▸ **Given records**

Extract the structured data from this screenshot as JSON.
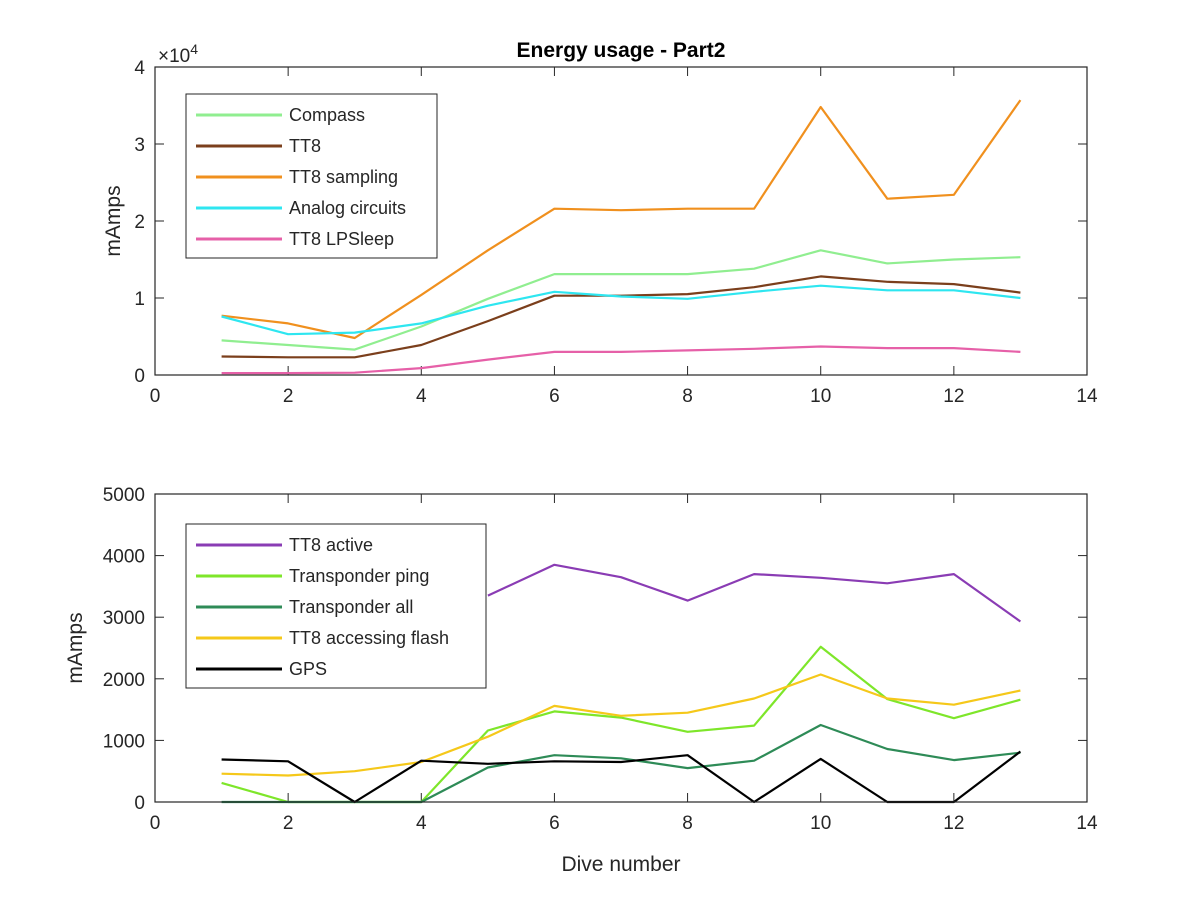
{
  "chart_data": [
    {
      "type": "line",
      "title": "Energy usage - Part2",
      "xlabel": "",
      "ylabel": "mAmps",
      "xlim": [
        0,
        14
      ],
      "ylim": [
        0,
        40000
      ],
      "y_exponent_label": "×10",
      "y_exponent_power": "4",
      "x_ticks": [
        0,
        2,
        4,
        6,
        8,
        10,
        12,
        14
      ],
      "y_ticks": [
        0,
        10000,
        20000,
        30000,
        40000
      ],
      "y_tick_labels": [
        "0",
        "1",
        "2",
        "3",
        "4"
      ],
      "grid": false,
      "legend_position": "top-left",
      "x": [
        1,
        2,
        3,
        4,
        5,
        6,
        7,
        8,
        9,
        10,
        11,
        12,
        13
      ],
      "series": [
        {
          "name": "Compass",
          "color": "#90ee90",
          "values": [
            4500,
            3900,
            3300,
            6300,
            9900,
            13100,
            13100,
            13100,
            13800,
            16200,
            14500,
            15000,
            15300
          ]
        },
        {
          "name": "TT8",
          "color": "#7b3f1c",
          "values": [
            2400,
            2300,
            2300,
            3900,
            7000,
            10300,
            10300,
            10500,
            11400,
            12800,
            12100,
            11800,
            10700
          ]
        },
        {
          "name": "TT8 sampling",
          "color": "#f0901e",
          "values": [
            7700,
            6700,
            4800,
            10400,
            16200,
            21600,
            21400,
            21600,
            21600,
            34800,
            22900,
            23400,
            35700
          ]
        },
        {
          "name": "Analog circuits",
          "color": "#2ee6f0",
          "values": [
            7600,
            5300,
            5500,
            6700,
            9000,
            10800,
            10200,
            9900,
            10800,
            11600,
            11000,
            11000,
            10000
          ]
        },
        {
          "name": "TT8 LPSleep",
          "color": "#e660a8",
          "values": [
            250,
            250,
            300,
            900,
            2000,
            3000,
            3000,
            3200,
            3400,
            3700,
            3500,
            3500,
            3000
          ]
        }
      ]
    },
    {
      "type": "line",
      "title": "",
      "xlabel": "Dive number",
      "ylabel": "mAmps",
      "xlim": [
        0,
        14
      ],
      "ylim": [
        0,
        5000
      ],
      "x_ticks": [
        0,
        2,
        4,
        6,
        8,
        10,
        12,
        14
      ],
      "y_ticks": [
        0,
        1000,
        2000,
        3000,
        4000,
        5000
      ],
      "y_tick_labels": [
        "0",
        "1000",
        "2000",
        "3000",
        "4000",
        "5000"
      ],
      "grid": false,
      "legend_position": "top-left",
      "x": [
        1,
        2,
        3,
        4,
        5,
        6,
        7,
        8,
        9,
        10,
        11,
        12,
        13
      ],
      "series": [
        {
          "name": "TT8 active",
          "color": "#8a3cb4",
          "values": [
            null,
            null,
            null,
            null,
            3350,
            3850,
            3650,
            3270,
            3700,
            3640,
            3550,
            3700,
            2930
          ]
        },
        {
          "name": "Transponder ping",
          "color": "#7ee62a",
          "values": [
            310,
            0,
            0,
            0,
            1160,
            1470,
            1370,
            1140,
            1240,
            2520,
            1670,
            1360,
            1660
          ]
        },
        {
          "name": "Transponder all",
          "color": "#2e8b57",
          "values": [
            0,
            0,
            0,
            0,
            560,
            760,
            710,
            550,
            670,
            1250,
            860,
            680,
            800
          ]
        },
        {
          "name": "TT8 accessing flash",
          "color": "#f5c81a",
          "values": [
            460,
            430,
            500,
            650,
            1060,
            1560,
            1400,
            1450,
            1680,
            2070,
            1680,
            1580,
            1810
          ]
        },
        {
          "name": "GPS",
          "color": "#000000",
          "values": [
            690,
            660,
            0,
            670,
            620,
            660,
            650,
            760,
            0,
            700,
            0,
            0,
            820
          ]
        }
      ]
    }
  ]
}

▸ **Goal**
Repeat each entry exactly as given; no pictures belong in the copy.

▸ **Solution to the problem**
Extract the structured data from this screenshot as JSON.
{
  "chart_data": [
    {
      "type": "line",
      "title": "Energy usage - Part2",
      "xlabel": "",
      "ylabel": "mAmps",
      "xlim": [
        0,
        14
      ],
      "ylim": [
        0,
        40000
      ],
      "y_exponent_label": "×10",
      "y_exponent_power": "4",
      "x_ticks": [
        0,
        2,
        4,
        6,
        8,
        10,
        12,
        14
      ],
      "y_ticks": [
        0,
        10000,
        20000,
        30000,
        40000
      ],
      "y_tick_labels": [
        "0",
        "1",
        "2",
        "3",
        "4"
      ],
      "grid": false,
      "legend_position": "top-left",
      "x": [
        1,
        2,
        3,
        4,
        5,
        6,
        7,
        8,
        9,
        10,
        11,
        12,
        13
      ],
      "series": [
        {
          "name": "Compass",
          "color": "#90ee90",
          "values": [
            4500,
            3900,
            3300,
            6300,
            9900,
            13100,
            13100,
            13100,
            13800,
            16200,
            14500,
            15000,
            15300
          ]
        },
        {
          "name": "TT8",
          "color": "#7b3f1c",
          "values": [
            2400,
            2300,
            2300,
            3900,
            7000,
            10300,
            10300,
            10500,
            11400,
            12800,
            12100,
            11800,
            10700
          ]
        },
        {
          "name": "TT8 sampling",
          "color": "#f0901e",
          "values": [
            7700,
            6700,
            4800,
            10400,
            16200,
            21600,
            21400,
            21600,
            21600,
            34800,
            22900,
            23400,
            35700
          ]
        },
        {
          "name": "Analog circuits",
          "color": "#2ee6f0",
          "values": [
            7600,
            5300,
            5500,
            6700,
            9000,
            10800,
            10200,
            9900,
            10800,
            11600,
            11000,
            11000,
            10000
          ]
        },
        {
          "name": "TT8 LPSleep",
          "color": "#e660a8",
          "values": [
            250,
            250,
            300,
            900,
            2000,
            3000,
            3000,
            3200,
            3400,
            3700,
            3500,
            3500,
            3000
          ]
        }
      ]
    },
    {
      "type": "line",
      "title": "",
      "xlabel": "Dive number",
      "ylabel": "mAmps",
      "xlim": [
        0,
        14
      ],
      "ylim": [
        0,
        5000
      ],
      "x_ticks": [
        0,
        2,
        4,
        6,
        8,
        10,
        12,
        14
      ],
      "y_ticks": [
        0,
        1000,
        2000,
        3000,
        4000,
        5000
      ],
      "y_tick_labels": [
        "0",
        "1000",
        "2000",
        "3000",
        "4000",
        "5000"
      ],
      "grid": false,
      "legend_position": "top-left",
      "x": [
        1,
        2,
        3,
        4,
        5,
        6,
        7,
        8,
        9,
        10,
        11,
        12,
        13
      ],
      "series": [
        {
          "name": "TT8 active",
          "color": "#8a3cb4",
          "values": [
            null,
            null,
            null,
            null,
            3350,
            3850,
            3650,
            3270,
            3700,
            3640,
            3550,
            3700,
            2930
          ]
        },
        {
          "name": "Transponder ping",
          "color": "#7ee62a",
          "values": [
            310,
            0,
            0,
            0,
            1160,
            1470,
            1370,
            1140,
            1240,
            2520,
            1670,
            1360,
            1660
          ]
        },
        {
          "name": "Transponder all",
          "color": "#2e8b57",
          "values": [
            0,
            0,
            0,
            0,
            560,
            760,
            710,
            550,
            670,
            1250,
            860,
            680,
            800
          ]
        },
        {
          "name": "TT8 accessing flash",
          "color": "#f5c81a",
          "values": [
            460,
            430,
            500,
            650,
            1060,
            1560,
            1400,
            1450,
            1680,
            2070,
            1680,
            1580,
            1810
          ]
        },
        {
          "name": "GPS",
          "color": "#000000",
          "values": [
            690,
            660,
            0,
            670,
            620,
            660,
            650,
            760,
            0,
            700,
            0,
            0,
            820
          ]
        }
      ]
    }
  ]
}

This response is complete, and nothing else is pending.